PROBLEM REQUIREMENTS: Would you write out the entries below, every one of them, exactly?

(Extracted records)

•••••

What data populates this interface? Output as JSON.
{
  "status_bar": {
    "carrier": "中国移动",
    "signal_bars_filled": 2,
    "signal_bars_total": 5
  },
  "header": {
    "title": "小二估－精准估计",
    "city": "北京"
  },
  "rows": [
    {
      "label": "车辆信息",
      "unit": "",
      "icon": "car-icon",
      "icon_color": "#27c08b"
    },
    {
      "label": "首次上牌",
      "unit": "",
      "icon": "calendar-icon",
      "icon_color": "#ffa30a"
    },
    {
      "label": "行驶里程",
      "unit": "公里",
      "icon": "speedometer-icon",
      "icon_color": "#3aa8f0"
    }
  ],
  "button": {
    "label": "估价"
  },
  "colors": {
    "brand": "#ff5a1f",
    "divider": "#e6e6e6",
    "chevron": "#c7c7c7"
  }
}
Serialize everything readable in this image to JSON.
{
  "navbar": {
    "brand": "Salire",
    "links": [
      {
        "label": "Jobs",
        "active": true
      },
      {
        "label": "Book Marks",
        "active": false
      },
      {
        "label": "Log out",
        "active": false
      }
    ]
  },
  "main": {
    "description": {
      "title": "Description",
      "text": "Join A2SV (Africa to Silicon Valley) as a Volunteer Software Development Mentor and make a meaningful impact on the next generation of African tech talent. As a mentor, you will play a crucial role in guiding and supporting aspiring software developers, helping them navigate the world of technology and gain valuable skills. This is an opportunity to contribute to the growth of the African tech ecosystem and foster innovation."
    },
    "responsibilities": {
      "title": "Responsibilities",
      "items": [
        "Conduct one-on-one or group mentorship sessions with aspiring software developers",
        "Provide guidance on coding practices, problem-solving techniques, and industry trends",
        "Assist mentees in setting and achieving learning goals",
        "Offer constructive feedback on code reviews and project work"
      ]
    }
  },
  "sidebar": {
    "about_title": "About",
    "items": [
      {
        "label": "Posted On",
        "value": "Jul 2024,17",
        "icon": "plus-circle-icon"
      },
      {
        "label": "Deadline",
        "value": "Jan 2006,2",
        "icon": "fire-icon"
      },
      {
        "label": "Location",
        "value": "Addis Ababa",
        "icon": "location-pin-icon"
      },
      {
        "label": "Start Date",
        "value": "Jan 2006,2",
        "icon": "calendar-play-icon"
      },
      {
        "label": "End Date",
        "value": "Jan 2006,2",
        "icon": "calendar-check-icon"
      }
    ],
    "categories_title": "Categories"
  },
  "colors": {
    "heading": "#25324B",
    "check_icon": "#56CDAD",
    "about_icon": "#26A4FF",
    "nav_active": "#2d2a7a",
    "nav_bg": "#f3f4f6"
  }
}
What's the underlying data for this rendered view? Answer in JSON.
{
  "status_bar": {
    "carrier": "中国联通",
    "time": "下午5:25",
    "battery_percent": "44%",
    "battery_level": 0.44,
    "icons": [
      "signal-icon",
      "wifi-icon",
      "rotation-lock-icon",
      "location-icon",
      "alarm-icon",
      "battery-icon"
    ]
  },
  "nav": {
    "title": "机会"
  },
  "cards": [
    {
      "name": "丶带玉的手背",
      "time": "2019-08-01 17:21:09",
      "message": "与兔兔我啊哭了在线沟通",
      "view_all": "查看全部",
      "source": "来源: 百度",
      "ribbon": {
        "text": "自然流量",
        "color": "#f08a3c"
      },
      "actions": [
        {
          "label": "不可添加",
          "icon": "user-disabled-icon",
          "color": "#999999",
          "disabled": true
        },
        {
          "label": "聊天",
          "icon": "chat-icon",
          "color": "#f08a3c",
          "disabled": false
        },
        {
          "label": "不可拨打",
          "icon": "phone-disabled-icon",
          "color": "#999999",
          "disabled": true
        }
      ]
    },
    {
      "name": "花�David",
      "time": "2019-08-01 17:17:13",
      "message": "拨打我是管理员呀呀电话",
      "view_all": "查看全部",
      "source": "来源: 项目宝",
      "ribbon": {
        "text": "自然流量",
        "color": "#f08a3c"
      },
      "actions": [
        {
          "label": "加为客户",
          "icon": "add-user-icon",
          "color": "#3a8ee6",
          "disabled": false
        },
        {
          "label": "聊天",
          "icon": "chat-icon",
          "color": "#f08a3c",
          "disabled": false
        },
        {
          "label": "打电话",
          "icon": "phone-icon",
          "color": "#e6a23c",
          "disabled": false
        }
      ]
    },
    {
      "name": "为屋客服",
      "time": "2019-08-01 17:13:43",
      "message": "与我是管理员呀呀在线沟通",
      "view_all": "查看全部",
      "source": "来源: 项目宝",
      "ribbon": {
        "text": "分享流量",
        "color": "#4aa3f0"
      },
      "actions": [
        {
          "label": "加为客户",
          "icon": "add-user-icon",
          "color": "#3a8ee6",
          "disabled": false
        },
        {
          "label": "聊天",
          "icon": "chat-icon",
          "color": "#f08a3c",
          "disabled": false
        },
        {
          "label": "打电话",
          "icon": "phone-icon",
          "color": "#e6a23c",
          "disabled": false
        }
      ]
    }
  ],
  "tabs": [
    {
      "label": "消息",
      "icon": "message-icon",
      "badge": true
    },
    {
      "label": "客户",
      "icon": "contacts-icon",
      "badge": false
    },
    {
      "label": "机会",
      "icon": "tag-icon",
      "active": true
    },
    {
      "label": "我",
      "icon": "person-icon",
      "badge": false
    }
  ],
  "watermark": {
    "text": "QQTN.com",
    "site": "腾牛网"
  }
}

•••••

FULL RESPONSE:
What data populates this interface? Output as JSON.
{
  "status_bar": {
    "carrier": "中国移动",
    "signal_bars_filled": 2,
    "signal_bars_total": 5
  },
  "header": {
    "title": "小二估－精准估计",
    "city": "北京"
  },
  "rows": [
    {
      "label": "车辆信息",
      "unit": "",
      "icon": "car-icon",
      "icon_color": "#27c08b"
    },
    {
      "label": "首次上牌",
      "unit": "",
      "icon": "calendar-icon",
      "icon_color": "#ffa30a"
    },
    {
      "label": "行驶里程",
      "unit": "公里",
      "icon": "speedometer-icon",
      "icon_color": "#3aa8f0"
    }
  ],
  "button": {
    "label": "估价"
  },
  "colors": {
    "brand": "#ff5a1f",
    "divider": "#e6e6e6",
    "chevron": "#c7c7c7"
  }
}
Serialize everything readable in this image to JSON.
{
  "navbar": {
    "brand": "Salire",
    "links": [
      {
        "label": "Jobs",
        "active": true
      },
      {
        "label": "Book Marks",
        "active": false
      },
      {
        "label": "Log out",
        "active": false
      }
    ]
  },
  "main": {
    "description": {
      "title": "Description",
      "text": "Join A2SV (Africa to Silicon Valley) as a Volunteer Software Development Mentor and make a meaningful impact on the next generation of African tech talent. As a mentor, you will play a crucial role in guiding and supporting aspiring software developers, helping them navigate the world of technology and gain valuable skills. This is an opportunity to contribute to the growth of the African tech ecosystem and foster innovation."
    },
    "responsibilities": {
      "title": "Responsibilities",
      "items": [
        "Conduct one-on-one or group mentorship sessions with aspiring software developers",
        "Provide guidance on coding practices, problem-solving techniques, and industry trends",
        "Assist mentees in setting and achieving learning goals",
        "Offer constructive feedback on code reviews and project work"
      ]
    }
  },
  "sidebar": {
    "about_title": "About",
    "items": [
      {
        "label": "Posted On",
        "value": "Jul 2024,17",
        "icon": "plus-circle-icon"
      },
      {
        "label": "Deadline",
        "value": "Jan 2006,2",
        "icon": "fire-icon"
      },
      {
        "label": "Location",
        "value": "Addis Ababa",
        "icon": "location-pin-icon"
      },
      {
        "label": "Start Date",
        "value": "Jan 2006,2",
        "icon": "calendar-play-icon"
      },
      {
        "label": "End Date",
        "value": "Jan 2006,2",
        "icon": "calendar-check-icon"
      }
    ],
    "categories_title": "Categories"
  },
  "colors": {
    "heading": "#25324B",
    "check_icon": "#56CDAD",
    "about_icon": "#26A4FF",
    "nav_active": "#2d2a7a",
    "nav_bg": "#f3f4f6"
  }
}
What's the underlying data for this rendered view? Answer in JSON.
{
  "status_bar": {
    "carrier": "中国联通",
    "time": "下午5:25",
    "battery_percent": "44%",
    "battery_level": 0.44,
    "icons": [
      "signal-icon",
      "wifi-icon",
      "rotation-lock-icon",
      "location-icon",
      "alarm-icon",
      "battery-icon"
    ]
  },
  "nav": {
    "title": "机会"
  },
  "cards": [
    {
      "name": "丶带玉的手背",
      "time": "2019-08-01 17:21:09",
      "message": "与兔兔我啊哭了在线沟通",
      "view_all": "查看全部",
      "source": "来源: 百度",
      "ribbon": {
        "text": "自然流量",
        "color": "#f08a3c"
      },
      "actions": [
        {
          "label": "不可添加",
          "icon": "user-disabled-icon",
          "color": "#999999",
          "disabled": true
        },
        {
          "label": "聊天",
          "icon": "chat-icon",
          "color": "#f08a3c",
          "disabled": false
        },
        {
          "label": "不可拨打",
          "icon": "phone-disabled-icon",
          "color": "#999999",
          "disabled": true
        }
      ]
    },
    {
      "name": "花�David",
      "time": "2019-08-01 17:17:13",
      "message": "拨打我是管理员呀呀电话",
      "view_all": "查看全部",
      "source": "来源: 项目宝",
      "ribbon": {
        "text": "自然流量",
        "color": "#f08a3c"
      },
      "actions": [
        {
          "label": "加为客户",
          "icon": "add-user-icon",
          "color": "#3a8ee6",
          "disabled": false
        },
        {
          "label": "聊天",
          "icon": "chat-icon",
          "color": "#f08a3c",
          "disabled": false
        },
        {
          "label": "打电话",
          "icon": "phone-icon",
          "color": "#e6a23c",
          "disabled": false
        }
      ]
    },
    {
      "name": "为屋客服",
      "time": "2019-08-01 17:13:43",
      "message": "与我是管理员呀呀在线沟通",
      "view_all": "查看全部",
      "source": "来源: 项目宝",
      "ribbon": {
        "text": "分享流量",
        "color": "#4aa3f0"
      },
      "actions": [
        {
          "label": "加为客户",
          "icon": "add-user-icon",
          "color": "#3a8ee6",
          "disabled": false
        },
        {
          "label": "聊天",
          "icon": "chat-icon",
          "color": "#f08a3c",
          "disabled": false
        },
        {
          "label": "打电话",
          "icon": "phone-icon",
          "color": "#e6a23c",
          "disabled": false
        }
      ]
    }
  ],
  "tabs": [
    {
      "label": "消息",
      "icon": "message-icon",
      "badge": true
    },
    {
      "label": "客户",
      "icon": "contacts-icon",
      "badge": false
    },
    {
      "label": "机会",
      "icon": "tag-icon",
      "active": true
    },
    {
      "label": "我",
      "icon": "person-icon",
      "badge": false
    }
  ],
  "watermark": {
    "text": "QQTN.com",
    "site": "腾牛网"
  }
}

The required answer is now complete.